Repeat what the lines below say, word for word, and skip every image.

_Data supplied_:
..........

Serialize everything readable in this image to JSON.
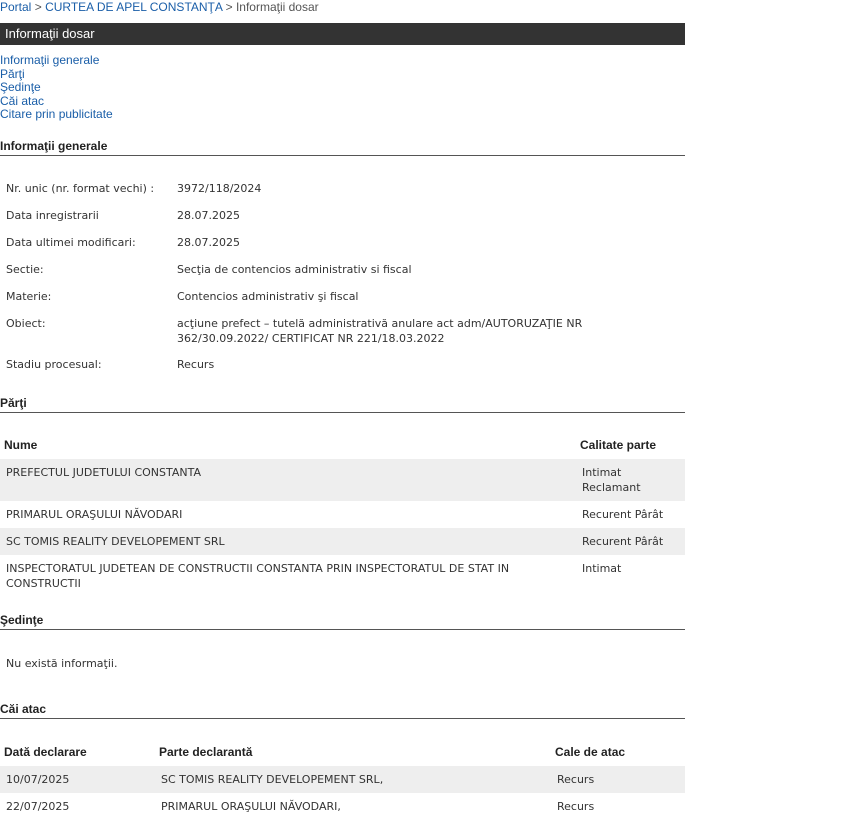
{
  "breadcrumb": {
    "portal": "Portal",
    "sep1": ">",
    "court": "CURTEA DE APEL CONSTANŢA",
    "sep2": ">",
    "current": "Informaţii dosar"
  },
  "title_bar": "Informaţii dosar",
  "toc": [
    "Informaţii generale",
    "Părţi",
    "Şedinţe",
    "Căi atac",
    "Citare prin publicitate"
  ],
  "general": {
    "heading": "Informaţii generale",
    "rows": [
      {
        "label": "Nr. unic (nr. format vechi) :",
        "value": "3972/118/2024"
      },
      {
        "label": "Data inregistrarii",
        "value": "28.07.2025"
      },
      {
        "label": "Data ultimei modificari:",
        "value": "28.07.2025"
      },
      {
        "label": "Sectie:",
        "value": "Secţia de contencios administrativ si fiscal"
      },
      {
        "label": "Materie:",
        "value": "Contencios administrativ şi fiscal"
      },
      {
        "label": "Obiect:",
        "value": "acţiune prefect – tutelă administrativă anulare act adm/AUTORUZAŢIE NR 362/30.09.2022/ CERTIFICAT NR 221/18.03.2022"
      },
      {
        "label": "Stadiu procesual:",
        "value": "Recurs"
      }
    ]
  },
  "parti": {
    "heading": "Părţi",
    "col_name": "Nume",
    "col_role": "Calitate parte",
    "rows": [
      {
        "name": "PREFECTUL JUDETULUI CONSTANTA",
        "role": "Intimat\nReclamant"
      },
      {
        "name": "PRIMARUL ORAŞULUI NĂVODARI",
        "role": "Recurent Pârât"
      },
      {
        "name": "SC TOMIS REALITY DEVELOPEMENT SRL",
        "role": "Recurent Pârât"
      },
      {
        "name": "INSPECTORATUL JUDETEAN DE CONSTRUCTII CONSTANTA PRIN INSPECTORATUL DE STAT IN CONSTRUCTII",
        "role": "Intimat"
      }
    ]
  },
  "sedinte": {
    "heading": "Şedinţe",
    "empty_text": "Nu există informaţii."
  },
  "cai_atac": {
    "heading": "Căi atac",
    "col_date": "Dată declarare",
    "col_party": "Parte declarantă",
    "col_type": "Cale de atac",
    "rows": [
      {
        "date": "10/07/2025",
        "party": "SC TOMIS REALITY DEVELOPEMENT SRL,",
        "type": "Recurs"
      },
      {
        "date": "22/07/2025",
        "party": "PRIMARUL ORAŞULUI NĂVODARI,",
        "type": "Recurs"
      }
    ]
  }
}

..........

_The answer_:
Serialize everything readable in this image to JSON.
{
  "breadcrumb": {
    "portal": "Portal",
    "sep1": ">",
    "court": "CURTEA DE APEL CONSTANŢA",
    "sep2": ">",
    "current": "Informaţii dosar"
  },
  "title_bar": "Informaţii dosar",
  "toc": [
    "Informaţii generale",
    "Părţi",
    "Şedinţe",
    "Căi atac",
    "Citare prin publicitate"
  ],
  "general": {
    "heading": "Informaţii generale",
    "rows": [
      {
        "label": "Nr. unic (nr. format vechi) :",
        "value": "3972/118/2024"
      },
      {
        "label": "Data inregistrarii",
        "value": "28.07.2025"
      },
      {
        "label": "Data ultimei modificari:",
        "value": "28.07.2025"
      },
      {
        "label": "Sectie:",
        "value": "Secţia de contencios administrativ si fiscal"
      },
      {
        "label": "Materie:",
        "value": "Contencios administrativ şi fiscal"
      },
      {
        "label": "Obiect:",
        "value": "acţiune prefect – tutelă administrativă anulare act adm/AUTORUZAŢIE NR 362/30.09.2022/ CERTIFICAT NR 221/18.03.2022"
      },
      {
        "label": "Stadiu procesual:",
        "value": "Recurs"
      }
    ]
  },
  "parti": {
    "heading": "Părţi",
    "col_name": "Nume",
    "col_role": "Calitate parte",
    "rows": [
      {
        "name": "PREFECTUL JUDETULUI CONSTANTA",
        "role": "Intimat\nReclamant"
      },
      {
        "name": "PRIMARUL ORAŞULUI NĂVODARI",
        "role": "Recurent Pârât"
      },
      {
        "name": "SC TOMIS REALITY DEVELOPEMENT SRL",
        "role": "Recurent Pârât"
      },
      {
        "name": "INSPECTORATUL JUDETEAN DE CONSTRUCTII CONSTANTA PRIN INSPECTORATUL DE STAT IN CONSTRUCTII",
        "role": "Intimat"
      }
    ]
  },
  "sedinte": {
    "heading": "Şedinţe",
    "empty_text": "Nu există informaţii."
  },
  "cai_atac": {
    "heading": "Căi atac",
    "col_date": "Dată declarare",
    "col_party": "Parte declarantă",
    "col_type": "Cale de atac",
    "rows": [
      {
        "date": "10/07/2025",
        "party": "SC TOMIS REALITY DEVELOPEMENT SRL,",
        "type": "Recurs"
      },
      {
        "date": "22/07/2025",
        "party": "PRIMARUL ORAŞULUI NĂVODARI,",
        "type": "Recurs"
      }
    ]
  }
}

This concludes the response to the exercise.